Exercise directions
Check every line of the entries that follow, and copy the ones containing "this".

** START Raw records **

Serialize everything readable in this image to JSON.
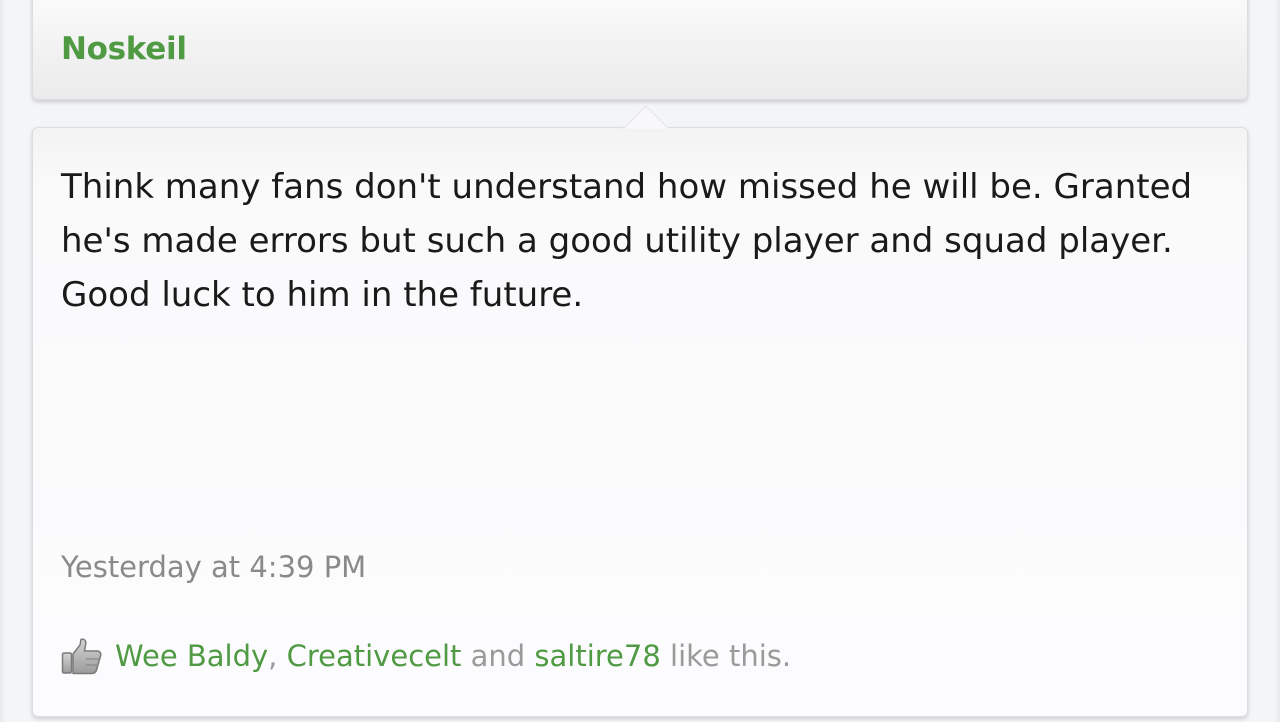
{
  "post": {
    "author": "Noskeil",
    "message": "Think many fans don't understand how missed he will be. Granted he's made errors but such a good utility player and squad player. Good luck to him in the future.",
    "timestamp": "Yesterday at 4:39 PM",
    "likes": {
      "icon": "thumbs-up-icon",
      "likers": [
        "Wee Baldy",
        "Creativecelt",
        "saltire78"
      ],
      "separator_comma": ", ",
      "separator_and": " and ",
      "suffix": " like this."
    }
  },
  "colors": {
    "link_green": "#4f9a43",
    "muted_text": "#8a8a8a",
    "body_text": "#1a1a1a"
  }
}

** END Raw records **

Completed exercise
Serialize everything readable in this image to JSON.
      "suffix": " like this."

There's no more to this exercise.